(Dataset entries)
>> START
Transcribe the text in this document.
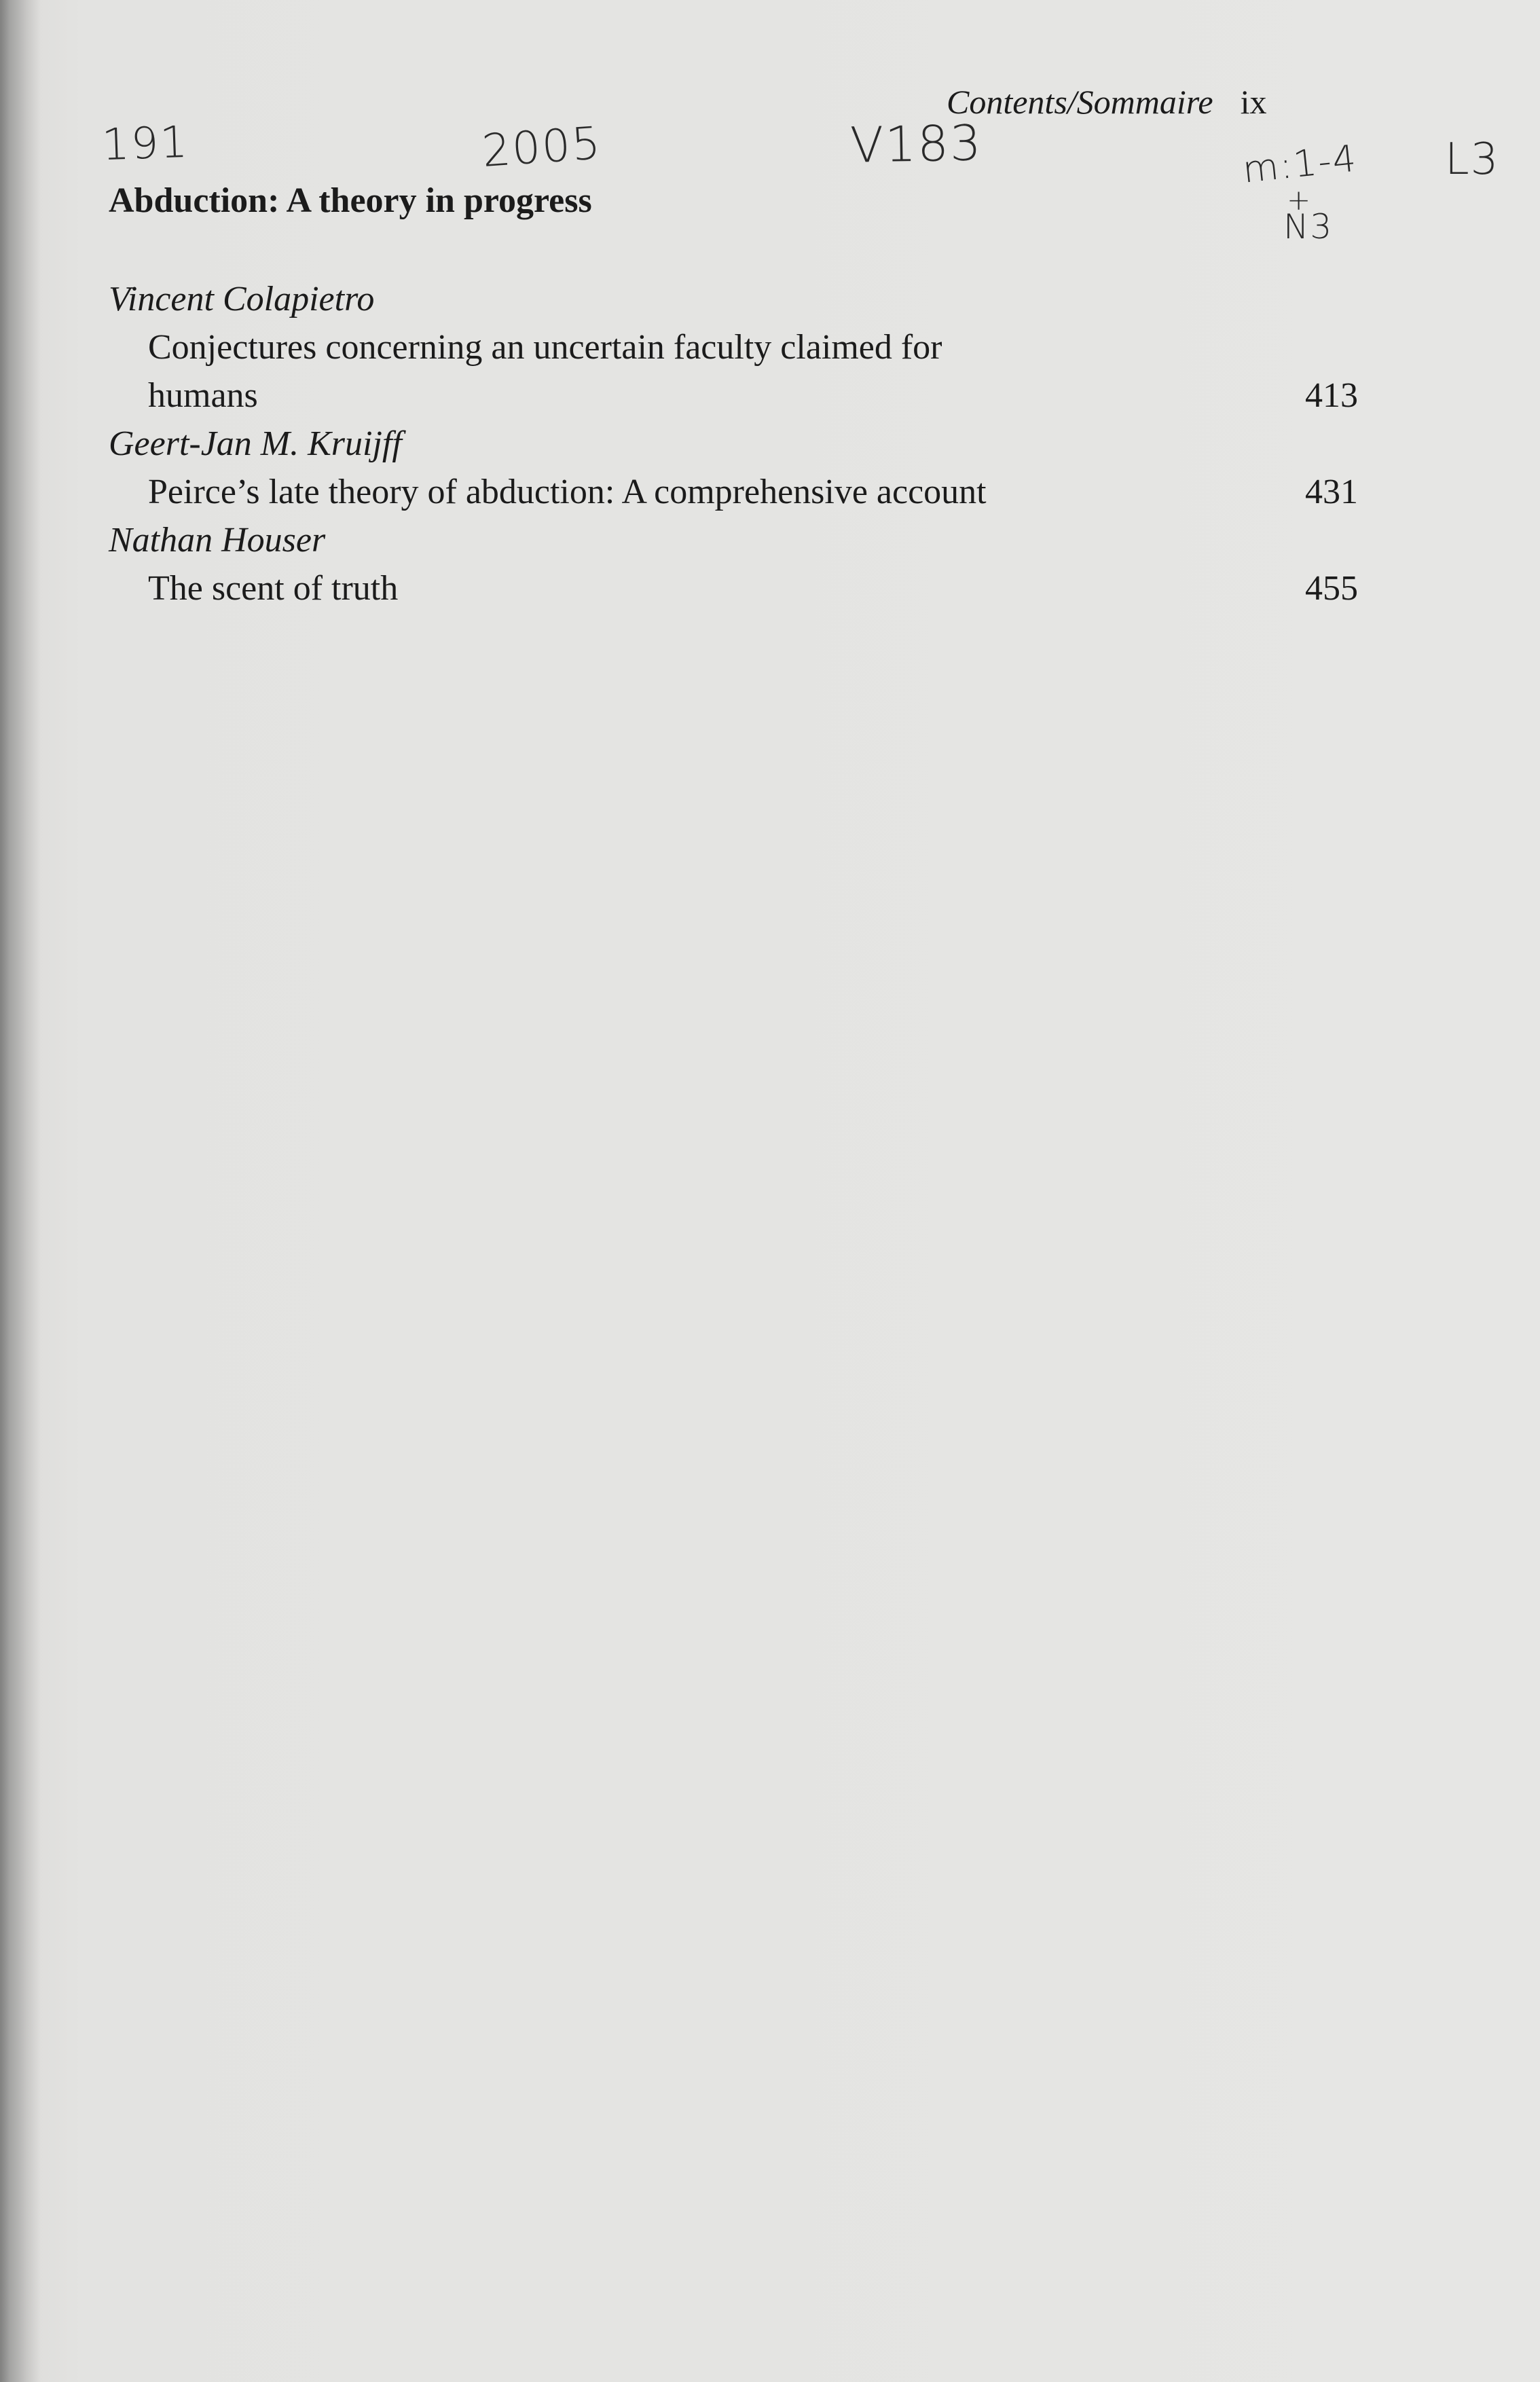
Contents/Sommaire ix
191	2005	V183	m:1-4 L3
+
N3
Abduction: A theory in progress
Vincent Colapietro
Conjectures concerning an uncertain faculty claimed for
humans	413
Geert-Jan M. Kruijff
Peirce’s late theory of abduction: A comprehensive account	431
Nathan Houser
The scent of truth	455
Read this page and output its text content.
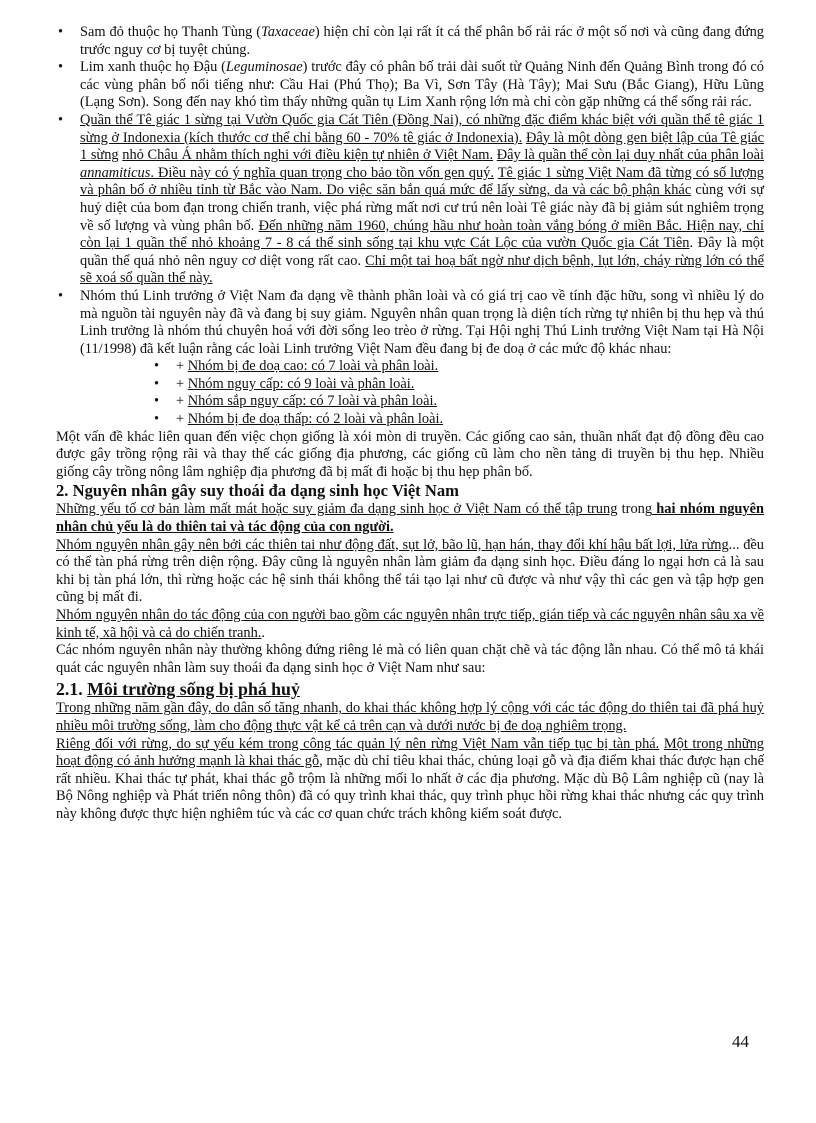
• Sam đỏ thuộc họ Thanh Tùng (Taxaceae) hiện chỉ còn lại rất ít cá thể phân bố rải rác ở một số nơi và cũng đang đứng trước nguy cơ bị tuyệt chủng.
• Lim xanh thuộc họ Đậu (Leguminosae) trước đây có phân bố trải dài suốt từ Quảng Ninh đến Quảng Bình trong đó có các vùng phân bố nổi tiếng như: Cầu Hai (Phú Thọ); Ba Vì, Sơn Tây (Hà Tây); Mai Sưu (Bắc Giang), Hữu Lũng (Lạng Sơn). Song đến nay khó tìm thấy những quần tụ Lim Xanh rộng lớn mà chỉ còn gặp những cá thể sống rải rác.
• Quần thể Tê giác 1 sừng tại Vườn Quốc gia Cát Tiên (Đồng Nai), có những đặc điểm khác biệt với quần thể tê giác 1 sừng ở Indonexia (kích thước cơ thể chỉ bằng 60 - 70% tê giác ở Indonexia). Đây là một dòng gen biệt lập của Tê giác 1 sừng nhỏ Châu Á nhằm thích nghi với điều kiện tự nhiên ở Việt Nam. Đây là quần thể còn lại duy nhất của phân loài annamiticus. Điều này có ý nghĩa quan trọng cho bảo tồn vốn gen quý. Tê giác 1 sừng Việt Nam đã từng có số lượng và phân bố ở nhiều tỉnh từ Bắc vào Nam. Do việc săn bắn quá mức để lấy sừng, da và các bộ phận khác cùng với sự huỷ diệt của bom đạn trong chiến tranh, việc phá rừng mất nơi cư trú nên loài Tê giác này đã bị giảm sút nghiêm trọng về số lượng và vùng phân bố. Đến những năm 1960, chúng hầu như hoàn toàn vắng bóng ở miền Bắc. Hiện nay, chỉ còn lại 1 quần thể nhỏ khoảng 7 - 8 cá thể sinh sống tại khu vực Cát Lộc của vườn Quốc gia Cát Tiên. Đây là một quần thể quá nhỏ nên nguy cơ diệt vong rất cao. Chỉ một tai hoạ bất ngờ như dịch bệnh, lụt lớn, cháy rừng lớn có thể sẽ xoá sổ quần thể này.
• Nhóm thú Linh trưởng ở Việt Nam đa dạng về thành phần loài và có giá trị cao về tính đặc hữu, song vì nhiều lý do mà nguồn tài nguyên này đã và đang bị suy giảm. Nguyên nhân quan trọng là diện tích rừng tự nhiên bị thu hẹp và thú Linh trưởng là nhóm thú chuyên hoá với đời sống leo trèo ở rừng. Tại Hội nghị Thú Linh trưởng Việt Nam tại Hà Nội (11/1998) đã kết luận rằng các loài Linh trưởng Việt Nam đều đang bị đe doạ ở các mức độ khác nhau:
• + Nhóm bị đe doạ cao: có 7 loài và phân loài.
• + Nhóm nguy cấp: có 9 loài và phân loài.
• + Nhóm sắp nguy cấp: có 7 loài và phân loài.
• + Nhóm bị đe doạ thấp: có 2 loài và phân loài.

Một vấn đề khác liên quan đến việc chọn giống là xói mòn di truyền. Các giống cao sản, thuần nhất đạt độ đồng đều cao được gây trồng rộng rãi và thay thế các giống địa phương, các giống cũ làm cho nền tảng di truyền bị thu hẹp. Nhiều giống cây trồng nông lâm nghiệp địa phương đã bị mất đi hoặc bị thu hẹp phân bố.

2. Nguyên nhân gây suy thoái đa dạng sinh học Việt Nam

Những yếu tố cơ bản làm mất mát hoặc suy giảm đa dạng sinh học ở Việt Nam có thể tập trung trong hai nhóm nguyên nhân chủ yếu là do thiên tai và tác động của con người.

Nhóm nguyên nhân gây nên bởi các thiên tai như động đất, sụt lở, bão lũ, hạn hán, thay đổi khí hậu bất lợi, lửa rừng... đều có thể tàn phá rừng trên diện rộng. Đây cũng là nguyên nhân làm giảm đa dạng sinh học. Điều đáng lo ngại hơn cả là sau khi bị tàn phá lớn, thì rừng hoặc các hệ sinh thái không thể tái tạo lại như cũ được và như vậy thì các gen và tập hợp gen cũng bị mất đi.

Nhóm nguyên nhân do tác động của con người bao gồm các nguyên nhân trực tiếp, gián tiếp và các nguyên nhân sâu xa về kinh tế, xã hội và cả do chiến tranh..

Các nhóm nguyên nhân này thường không đứng riêng lẻ mà có liên quan chặt chẽ và tác động lẫn nhau. Có thể mô tả khái quát các nguyên nhân làm suy thoái đa dạng sinh học ở Việt Nam như sau:

2.1. Môi trường sống bị phá huỷ

Trong những năm gần đây, do dân số tăng nhanh, do khai thác không hợp lý cộng với các tác động do thiên tai đã phá huỷ nhiều môi trường sống, làm cho động thực vật kể cả trên cạn và dưới nước bị đe doạ nghiêm trọng.

Riêng đối với rừng, do sự yếu kém trong công tác quản lý nên rừng Việt Nam vẫn tiếp tục bị tàn phá. Một trong những hoạt động có ảnh hưởng mạnh là khai thác gỗ, mặc dù chỉ tiêu khai thác, chủng loại gỗ và địa điểm khai thác được hạn chế rất nhiều. Khai thác tự phát, khai thác gỗ trộm là những mối lo nhất ở các địa phương. Mặc dù Bộ Lâm nghiệp cũ (nay là Bộ Nông nghiệp và Phát triển nông thôn) đã có quy trình khai thác, quy trình phục hồi rừng khai thác nhưng các quy trình này không được thực hiện nghiêm túc và các cơ quan chức trách không kiểm soát được.

44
>> END
__THE REQUEST__.
Make an exact copy of all entries above, dropping the images.

__OUTPUT OF THE TASK__.
Transcribe the text in this document.
Contents/Sommaire ix
191	2005	V183	m:1-4 L3
+
N3
Abduction: A theory in progress
Vincent Colapietro
Conjectures concerning an uncertain faculty claimed for
humans	413
Geert-Jan M. Kruijff
Peirce’s late theory of abduction: A comprehensive account	431
Nathan Houser
The scent of truth	455
Read this page and output its text content.
• Sam đỏ thuộc họ Thanh Tùng (Taxaceae) hiện chỉ còn lại rất ít cá thể phân bố rải rác ở một số nơi và cũng đang đứng trước nguy cơ bị tuyệt chủng.
• Lim xanh thuộc họ Đậu (Leguminosae) trước đây có phân bố trải dài suốt từ Quảng Ninh đến Quảng Bình trong đó có các vùng phân bố nổi tiếng như: Cầu Hai (Phú Thọ); Ba Vì, Sơn Tây (Hà Tây); Mai Sưu (Bắc Giang), Hữu Lũng (Lạng Sơn). Song đến nay khó tìm thấy những quần tụ Lim Xanh rộng lớn mà chỉ còn gặp những cá thể sống rải rác.
• Quần thể Tê giác 1 sừng tại Vườn Quốc gia Cát Tiên (Đồng Nai), có những đặc điểm khác biệt với quần thể tê giác 1 sừng ở Indonexia (kích thước cơ thể chỉ bằng 60 - 70% tê giác ở Indonexia). Đây là một dòng gen biệt lập của Tê giác 1 sừng nhỏ Châu Á nhằm thích nghi với điều kiện tự nhiên ở Việt Nam. Đây là quần thể còn lại duy nhất của phân loài annamiticus. Điều này có ý nghĩa quan trọng cho bảo tồn vốn gen quý. Tê giác 1 sừng Việt Nam đã từng có số lượng và phân bố ở nhiều tỉnh từ Bắc vào Nam. Do việc săn bắn quá mức để lấy sừng, da và các bộ phận khác cùng với sự huỷ diệt của bom đạn trong chiến tranh, việc phá rừng mất nơi cư trú nên loài Tê giác này đã bị giảm sút nghiêm trọng về số lượng và vùng phân bố. Đến những năm 1960, chúng hầu như hoàn toàn vắng bóng ở miền Bắc. Hiện nay, chỉ còn lại 1 quần thể nhỏ khoảng 7 - 8 cá thể sinh sống tại khu vực Cát Lộc của vườn Quốc gia Cát Tiên. Đây là một quần thể quá nhỏ nên nguy cơ diệt vong rất cao. Chỉ một tai hoạ bất ngờ như dịch bệnh, lụt lớn, cháy rừng lớn có thể sẽ xoá sổ quần thể này.
• Nhóm thú Linh trưởng ở Việt Nam đa dạng về thành phần loài và có giá trị cao về tính đặc hữu, song vì nhiều lý do mà nguồn tài nguyên này đã và đang bị suy giảm. Nguyên nhân quan trọng là diện tích rừng tự nhiên bị thu hẹp và thú Linh trưởng là nhóm thú chuyên hoá với đời sống leo trèo ở rừng. Tại Hội nghị Thú Linh trưởng Việt Nam tại Hà Nội (11/1998) đã kết luận rằng các loài Linh trưởng Việt Nam đều đang bị đe doạ ở các mức độ khác nhau:
• + Nhóm bị đe doạ cao: có 7 loài và phân loài.
• + Nhóm nguy cấp: có 9 loài và phân loài.
• + Nhóm sắp nguy cấp: có 7 loài và phân loài.
• + Nhóm bị đe doạ thấp: có 2 loài và phân loài.

Một vấn đề khác liên quan đến việc chọn giống là xói mòn di truyền. Các giống cao sản, thuần nhất đạt độ đồng đều cao được gây trồng rộng rãi và thay thế các giống địa phương, các giống cũ làm cho nền tảng di truyền bị thu hẹp. Nhiều giống cây trồng nông lâm nghiệp địa phương đã bị mất đi hoặc bị thu hẹp phân bố.

2. Nguyên nhân gây suy thoái đa dạng sinh học Việt Nam

Những yếu tố cơ bản làm mất mát hoặc suy giảm đa dạng sinh học ở Việt Nam có thể tập trung trong hai nhóm nguyên nhân chủ yếu là do thiên tai và tác động của con người.

Nhóm nguyên nhân gây nên bởi các thiên tai như động đất, sụt lở, bão lũ, hạn hán, thay đổi khí hậu bất lợi, lửa rừng... đều có thể tàn phá rừng trên diện rộng. Đây cũng là nguyên nhân làm giảm đa dạng sinh học. Điều đáng lo ngại hơn cả là sau khi bị tàn phá lớn, thì rừng hoặc các hệ sinh thái không thể tái tạo lại như cũ được và như vậy thì các gen và tập hợp gen cũng bị mất đi.

Nhóm nguyên nhân do tác động của con người bao gồm các nguyên nhân trực tiếp, gián tiếp và các nguyên nhân sâu xa về kinh tế, xã hội và cả do chiến tranh..

Các nhóm nguyên nhân này thường không đứng riêng lẻ mà có liên quan chặt chẽ và tác động lẫn nhau. Có thể mô tả khái quát các nguyên nhân làm suy thoái đa dạng sinh học ở Việt Nam như sau:

2.1. Môi trường sống bị phá huỷ

Trong những năm gần đây, do dân số tăng nhanh, do khai thác không hợp lý cộng với các tác động do thiên tai đã phá huỷ nhiều môi trường sống, làm cho động thực vật kể cả trên cạn và dưới nước bị đe doạ nghiêm trọng.

Riêng đối với rừng, do sự yếu kém trong công tác quản lý nên rừng Việt Nam vẫn tiếp tục bị tàn phá. Một trong những hoạt động có ảnh hưởng mạnh là khai thác gỗ, mặc dù chỉ tiêu khai thác, chủng loại gỗ và địa điểm khai thác được hạn chế rất nhiều. Khai thác tự phát, khai thác gỗ trộm là những mối lo nhất ở các địa phương. Mặc dù Bộ Lâm nghiệp cũ (nay là Bộ Nông nghiệp và Phát triển nông thôn) đã có quy trình khai thác, quy trình phục hồi rừng khai thác nhưng các quy trình này không được thực hiện nghiêm túc và các cơ quan chức trách không kiểm soát được.

44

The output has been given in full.